_Extracted data entries_
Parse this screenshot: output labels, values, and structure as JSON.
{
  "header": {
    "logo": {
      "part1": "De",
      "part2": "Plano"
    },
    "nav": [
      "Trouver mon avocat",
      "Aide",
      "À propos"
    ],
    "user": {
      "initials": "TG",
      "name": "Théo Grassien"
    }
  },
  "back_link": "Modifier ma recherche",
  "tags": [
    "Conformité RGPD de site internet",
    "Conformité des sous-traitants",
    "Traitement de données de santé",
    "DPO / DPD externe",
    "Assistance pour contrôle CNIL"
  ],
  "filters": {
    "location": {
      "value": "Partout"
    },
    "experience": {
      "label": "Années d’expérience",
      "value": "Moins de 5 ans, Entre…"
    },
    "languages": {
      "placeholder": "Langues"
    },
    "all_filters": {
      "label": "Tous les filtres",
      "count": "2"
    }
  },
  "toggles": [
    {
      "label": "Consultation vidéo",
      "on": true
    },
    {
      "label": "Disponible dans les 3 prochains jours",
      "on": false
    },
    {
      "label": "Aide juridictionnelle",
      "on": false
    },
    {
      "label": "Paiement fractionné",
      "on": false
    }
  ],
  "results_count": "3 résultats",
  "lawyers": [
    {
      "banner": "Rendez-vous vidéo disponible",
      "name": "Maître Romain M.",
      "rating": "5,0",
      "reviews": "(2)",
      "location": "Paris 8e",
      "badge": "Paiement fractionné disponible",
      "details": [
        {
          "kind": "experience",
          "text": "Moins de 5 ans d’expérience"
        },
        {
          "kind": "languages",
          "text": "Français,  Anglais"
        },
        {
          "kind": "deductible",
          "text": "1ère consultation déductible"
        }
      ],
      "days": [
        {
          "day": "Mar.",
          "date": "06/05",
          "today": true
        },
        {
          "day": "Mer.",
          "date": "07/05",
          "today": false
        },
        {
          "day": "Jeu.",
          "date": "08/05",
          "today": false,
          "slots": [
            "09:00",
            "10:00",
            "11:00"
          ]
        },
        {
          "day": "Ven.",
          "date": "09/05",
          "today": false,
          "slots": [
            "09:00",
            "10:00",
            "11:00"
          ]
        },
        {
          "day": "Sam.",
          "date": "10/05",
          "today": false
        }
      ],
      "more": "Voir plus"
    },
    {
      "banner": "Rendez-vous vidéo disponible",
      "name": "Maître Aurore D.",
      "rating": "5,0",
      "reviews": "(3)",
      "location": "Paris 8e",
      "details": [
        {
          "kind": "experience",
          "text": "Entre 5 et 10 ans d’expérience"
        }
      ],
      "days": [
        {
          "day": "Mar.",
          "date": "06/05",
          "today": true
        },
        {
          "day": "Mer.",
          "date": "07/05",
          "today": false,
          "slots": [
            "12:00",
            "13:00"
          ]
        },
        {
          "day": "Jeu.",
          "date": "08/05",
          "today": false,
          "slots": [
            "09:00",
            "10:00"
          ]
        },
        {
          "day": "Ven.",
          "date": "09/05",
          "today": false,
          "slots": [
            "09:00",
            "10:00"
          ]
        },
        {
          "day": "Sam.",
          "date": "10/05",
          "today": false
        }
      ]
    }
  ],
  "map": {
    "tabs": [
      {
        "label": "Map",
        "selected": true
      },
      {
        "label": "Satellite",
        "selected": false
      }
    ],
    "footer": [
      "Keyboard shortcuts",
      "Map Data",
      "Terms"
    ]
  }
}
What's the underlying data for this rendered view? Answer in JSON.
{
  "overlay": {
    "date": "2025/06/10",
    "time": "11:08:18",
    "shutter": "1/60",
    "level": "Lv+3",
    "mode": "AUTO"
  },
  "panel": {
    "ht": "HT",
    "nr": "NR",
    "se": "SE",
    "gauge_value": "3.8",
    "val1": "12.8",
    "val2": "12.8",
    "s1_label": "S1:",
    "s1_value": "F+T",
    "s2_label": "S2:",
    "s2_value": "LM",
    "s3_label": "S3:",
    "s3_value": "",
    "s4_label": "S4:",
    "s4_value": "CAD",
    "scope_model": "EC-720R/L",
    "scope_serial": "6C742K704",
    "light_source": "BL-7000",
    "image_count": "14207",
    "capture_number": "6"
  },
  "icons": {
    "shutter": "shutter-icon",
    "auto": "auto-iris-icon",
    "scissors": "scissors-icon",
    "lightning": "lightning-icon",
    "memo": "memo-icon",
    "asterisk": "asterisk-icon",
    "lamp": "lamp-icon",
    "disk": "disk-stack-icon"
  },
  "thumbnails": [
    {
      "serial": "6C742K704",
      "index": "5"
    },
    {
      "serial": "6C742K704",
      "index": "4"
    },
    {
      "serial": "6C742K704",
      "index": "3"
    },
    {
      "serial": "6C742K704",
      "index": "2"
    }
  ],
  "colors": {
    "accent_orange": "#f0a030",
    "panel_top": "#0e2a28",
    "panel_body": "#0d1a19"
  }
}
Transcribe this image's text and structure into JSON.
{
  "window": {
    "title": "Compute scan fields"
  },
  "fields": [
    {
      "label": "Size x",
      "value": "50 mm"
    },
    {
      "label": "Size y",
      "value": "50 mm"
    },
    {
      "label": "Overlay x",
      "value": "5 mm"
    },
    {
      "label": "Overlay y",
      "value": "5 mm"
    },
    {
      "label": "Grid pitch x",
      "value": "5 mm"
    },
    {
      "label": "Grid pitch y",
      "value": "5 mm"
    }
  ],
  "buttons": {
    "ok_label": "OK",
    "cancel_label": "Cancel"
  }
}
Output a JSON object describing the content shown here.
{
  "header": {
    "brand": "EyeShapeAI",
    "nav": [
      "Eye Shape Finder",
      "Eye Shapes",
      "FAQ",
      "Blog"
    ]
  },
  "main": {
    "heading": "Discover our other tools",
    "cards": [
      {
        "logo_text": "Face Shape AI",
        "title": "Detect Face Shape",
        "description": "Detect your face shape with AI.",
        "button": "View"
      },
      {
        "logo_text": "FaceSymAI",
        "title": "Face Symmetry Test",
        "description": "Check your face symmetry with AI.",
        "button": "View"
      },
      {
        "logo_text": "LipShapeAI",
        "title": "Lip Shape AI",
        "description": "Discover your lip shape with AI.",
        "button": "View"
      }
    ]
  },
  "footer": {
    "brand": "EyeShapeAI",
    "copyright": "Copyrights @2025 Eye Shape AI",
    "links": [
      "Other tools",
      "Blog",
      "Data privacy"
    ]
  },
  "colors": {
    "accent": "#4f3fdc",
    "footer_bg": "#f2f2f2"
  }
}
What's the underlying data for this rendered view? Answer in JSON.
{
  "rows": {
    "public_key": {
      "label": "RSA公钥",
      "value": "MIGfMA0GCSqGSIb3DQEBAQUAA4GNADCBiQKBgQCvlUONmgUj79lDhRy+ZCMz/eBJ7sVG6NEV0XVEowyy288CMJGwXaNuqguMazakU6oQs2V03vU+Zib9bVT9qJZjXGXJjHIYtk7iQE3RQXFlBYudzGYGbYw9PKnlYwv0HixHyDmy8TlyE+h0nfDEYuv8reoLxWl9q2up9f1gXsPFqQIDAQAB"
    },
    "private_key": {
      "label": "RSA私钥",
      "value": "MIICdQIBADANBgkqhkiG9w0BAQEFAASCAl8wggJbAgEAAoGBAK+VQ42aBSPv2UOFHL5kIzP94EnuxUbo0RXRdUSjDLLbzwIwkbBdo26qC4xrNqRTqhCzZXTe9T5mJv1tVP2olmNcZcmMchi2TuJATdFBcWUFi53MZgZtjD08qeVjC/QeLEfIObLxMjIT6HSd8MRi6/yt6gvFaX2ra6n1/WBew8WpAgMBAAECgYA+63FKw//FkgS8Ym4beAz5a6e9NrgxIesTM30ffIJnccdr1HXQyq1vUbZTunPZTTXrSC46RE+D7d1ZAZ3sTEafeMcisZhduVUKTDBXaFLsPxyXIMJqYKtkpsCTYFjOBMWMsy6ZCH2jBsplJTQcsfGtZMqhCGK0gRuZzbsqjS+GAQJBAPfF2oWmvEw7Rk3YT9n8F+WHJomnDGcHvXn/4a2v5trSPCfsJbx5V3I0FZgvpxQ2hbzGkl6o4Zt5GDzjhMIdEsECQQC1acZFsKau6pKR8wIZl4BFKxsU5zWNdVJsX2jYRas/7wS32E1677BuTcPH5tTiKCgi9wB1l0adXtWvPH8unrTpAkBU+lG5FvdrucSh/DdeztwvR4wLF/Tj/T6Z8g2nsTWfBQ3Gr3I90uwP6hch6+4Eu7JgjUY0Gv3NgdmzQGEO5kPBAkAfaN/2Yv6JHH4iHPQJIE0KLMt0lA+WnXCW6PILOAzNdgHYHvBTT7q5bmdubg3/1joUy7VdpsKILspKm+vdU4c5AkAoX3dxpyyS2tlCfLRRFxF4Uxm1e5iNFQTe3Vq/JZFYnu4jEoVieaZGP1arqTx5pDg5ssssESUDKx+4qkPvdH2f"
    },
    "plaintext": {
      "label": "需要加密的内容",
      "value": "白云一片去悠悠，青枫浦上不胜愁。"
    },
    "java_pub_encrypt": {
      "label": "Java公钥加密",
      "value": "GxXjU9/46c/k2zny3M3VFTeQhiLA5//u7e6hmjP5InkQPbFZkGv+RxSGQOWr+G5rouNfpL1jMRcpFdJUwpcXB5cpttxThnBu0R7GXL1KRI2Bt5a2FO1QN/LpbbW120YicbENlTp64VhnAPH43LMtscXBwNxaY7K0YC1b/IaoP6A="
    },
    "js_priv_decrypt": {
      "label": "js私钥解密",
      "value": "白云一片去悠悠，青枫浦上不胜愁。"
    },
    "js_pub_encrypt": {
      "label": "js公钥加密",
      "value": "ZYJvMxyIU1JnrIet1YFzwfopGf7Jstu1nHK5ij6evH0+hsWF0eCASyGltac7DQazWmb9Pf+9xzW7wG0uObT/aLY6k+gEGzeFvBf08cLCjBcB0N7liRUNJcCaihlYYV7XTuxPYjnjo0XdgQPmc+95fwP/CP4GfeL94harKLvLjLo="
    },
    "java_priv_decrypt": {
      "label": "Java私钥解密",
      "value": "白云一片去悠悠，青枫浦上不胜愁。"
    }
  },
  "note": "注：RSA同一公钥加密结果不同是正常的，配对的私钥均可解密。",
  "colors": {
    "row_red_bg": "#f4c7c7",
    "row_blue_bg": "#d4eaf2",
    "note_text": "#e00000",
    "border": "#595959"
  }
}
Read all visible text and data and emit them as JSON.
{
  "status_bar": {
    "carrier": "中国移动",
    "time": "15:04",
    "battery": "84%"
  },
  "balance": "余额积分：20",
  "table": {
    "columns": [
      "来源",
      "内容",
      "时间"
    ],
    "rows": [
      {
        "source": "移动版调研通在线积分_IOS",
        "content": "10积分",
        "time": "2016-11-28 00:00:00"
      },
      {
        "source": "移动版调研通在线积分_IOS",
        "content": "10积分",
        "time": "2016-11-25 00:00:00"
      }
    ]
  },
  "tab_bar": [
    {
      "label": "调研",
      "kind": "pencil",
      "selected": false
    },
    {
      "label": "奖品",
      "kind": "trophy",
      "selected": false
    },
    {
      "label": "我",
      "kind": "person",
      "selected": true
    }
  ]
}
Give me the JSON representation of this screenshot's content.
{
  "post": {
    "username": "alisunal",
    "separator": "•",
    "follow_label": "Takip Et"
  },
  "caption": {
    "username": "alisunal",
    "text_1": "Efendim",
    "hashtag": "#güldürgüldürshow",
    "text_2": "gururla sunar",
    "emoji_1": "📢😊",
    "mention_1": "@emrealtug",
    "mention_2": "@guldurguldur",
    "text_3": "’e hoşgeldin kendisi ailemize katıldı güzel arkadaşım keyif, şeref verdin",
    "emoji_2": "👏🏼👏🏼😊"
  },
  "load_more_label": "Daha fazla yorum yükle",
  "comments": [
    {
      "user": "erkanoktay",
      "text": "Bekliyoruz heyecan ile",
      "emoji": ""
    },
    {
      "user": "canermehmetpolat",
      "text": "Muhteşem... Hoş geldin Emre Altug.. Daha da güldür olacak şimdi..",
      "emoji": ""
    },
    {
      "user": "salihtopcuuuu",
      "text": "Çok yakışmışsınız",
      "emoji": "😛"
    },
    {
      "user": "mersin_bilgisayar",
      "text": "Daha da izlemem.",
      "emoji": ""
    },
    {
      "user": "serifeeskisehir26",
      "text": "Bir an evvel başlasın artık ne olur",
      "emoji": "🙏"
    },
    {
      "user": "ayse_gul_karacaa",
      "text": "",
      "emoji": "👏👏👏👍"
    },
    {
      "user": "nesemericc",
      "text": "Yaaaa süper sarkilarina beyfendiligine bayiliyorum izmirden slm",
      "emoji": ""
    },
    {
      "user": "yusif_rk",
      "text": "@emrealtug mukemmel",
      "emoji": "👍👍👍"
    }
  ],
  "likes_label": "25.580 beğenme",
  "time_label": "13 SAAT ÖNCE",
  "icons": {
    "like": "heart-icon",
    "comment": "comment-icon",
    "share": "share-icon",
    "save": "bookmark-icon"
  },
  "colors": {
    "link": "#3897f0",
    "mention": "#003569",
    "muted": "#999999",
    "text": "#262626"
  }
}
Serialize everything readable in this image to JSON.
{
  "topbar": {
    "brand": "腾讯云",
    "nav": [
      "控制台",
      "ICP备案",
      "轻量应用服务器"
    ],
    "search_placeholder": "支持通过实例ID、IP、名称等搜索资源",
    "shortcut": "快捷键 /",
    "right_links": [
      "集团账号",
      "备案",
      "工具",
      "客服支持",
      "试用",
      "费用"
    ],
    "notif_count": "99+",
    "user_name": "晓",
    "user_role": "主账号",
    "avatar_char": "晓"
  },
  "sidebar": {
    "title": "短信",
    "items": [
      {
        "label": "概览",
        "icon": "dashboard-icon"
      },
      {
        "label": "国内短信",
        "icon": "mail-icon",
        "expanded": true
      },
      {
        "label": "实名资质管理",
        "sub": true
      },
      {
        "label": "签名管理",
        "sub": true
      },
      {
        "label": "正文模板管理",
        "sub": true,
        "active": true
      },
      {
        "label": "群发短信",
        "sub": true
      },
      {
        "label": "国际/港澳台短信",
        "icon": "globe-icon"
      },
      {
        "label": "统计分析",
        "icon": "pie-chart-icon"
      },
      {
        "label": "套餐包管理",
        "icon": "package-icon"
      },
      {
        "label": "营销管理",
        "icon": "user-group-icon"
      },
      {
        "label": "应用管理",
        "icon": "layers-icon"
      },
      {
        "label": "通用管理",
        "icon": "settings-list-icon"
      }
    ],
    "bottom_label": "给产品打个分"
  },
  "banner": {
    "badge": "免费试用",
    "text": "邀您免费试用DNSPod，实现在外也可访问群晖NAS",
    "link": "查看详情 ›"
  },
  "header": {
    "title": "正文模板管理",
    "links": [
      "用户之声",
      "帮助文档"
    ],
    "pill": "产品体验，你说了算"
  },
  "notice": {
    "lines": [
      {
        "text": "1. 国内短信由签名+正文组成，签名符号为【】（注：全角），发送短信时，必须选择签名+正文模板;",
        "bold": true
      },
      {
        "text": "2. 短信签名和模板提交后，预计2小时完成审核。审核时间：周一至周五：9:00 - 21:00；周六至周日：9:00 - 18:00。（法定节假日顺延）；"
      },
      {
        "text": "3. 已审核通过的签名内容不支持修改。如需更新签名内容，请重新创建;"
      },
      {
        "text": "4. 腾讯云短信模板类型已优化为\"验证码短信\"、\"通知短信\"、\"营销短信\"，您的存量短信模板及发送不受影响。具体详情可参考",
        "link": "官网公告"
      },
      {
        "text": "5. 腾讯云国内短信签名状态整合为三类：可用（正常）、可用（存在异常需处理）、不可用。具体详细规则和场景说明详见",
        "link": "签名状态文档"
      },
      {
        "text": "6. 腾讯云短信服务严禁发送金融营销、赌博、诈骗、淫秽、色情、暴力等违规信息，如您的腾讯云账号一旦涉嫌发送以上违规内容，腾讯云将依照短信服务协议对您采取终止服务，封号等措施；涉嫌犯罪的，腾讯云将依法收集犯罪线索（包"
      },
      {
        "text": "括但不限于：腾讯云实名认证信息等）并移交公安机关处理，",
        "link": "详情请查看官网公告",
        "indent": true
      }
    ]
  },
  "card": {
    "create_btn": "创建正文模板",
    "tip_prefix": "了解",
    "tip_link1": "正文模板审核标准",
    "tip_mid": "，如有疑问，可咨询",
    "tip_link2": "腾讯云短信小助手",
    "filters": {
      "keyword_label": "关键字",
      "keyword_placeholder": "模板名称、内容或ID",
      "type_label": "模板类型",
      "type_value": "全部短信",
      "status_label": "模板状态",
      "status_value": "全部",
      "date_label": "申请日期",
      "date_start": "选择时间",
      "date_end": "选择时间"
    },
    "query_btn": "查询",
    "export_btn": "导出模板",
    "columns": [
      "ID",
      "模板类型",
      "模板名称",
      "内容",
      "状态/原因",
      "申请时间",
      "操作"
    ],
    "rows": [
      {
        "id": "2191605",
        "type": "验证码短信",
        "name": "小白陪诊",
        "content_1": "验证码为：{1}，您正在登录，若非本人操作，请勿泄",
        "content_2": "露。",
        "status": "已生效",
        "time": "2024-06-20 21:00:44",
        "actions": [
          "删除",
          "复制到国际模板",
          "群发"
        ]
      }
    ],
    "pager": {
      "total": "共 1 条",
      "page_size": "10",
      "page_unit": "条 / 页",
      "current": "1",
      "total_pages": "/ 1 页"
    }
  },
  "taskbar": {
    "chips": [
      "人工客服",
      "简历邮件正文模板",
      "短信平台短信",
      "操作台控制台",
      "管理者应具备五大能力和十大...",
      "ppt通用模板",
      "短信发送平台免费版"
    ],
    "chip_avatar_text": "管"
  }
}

_Short problem_
Determine how many lines in the records contain "模板名称", and reply with the number only.

_Answer to this problem_
2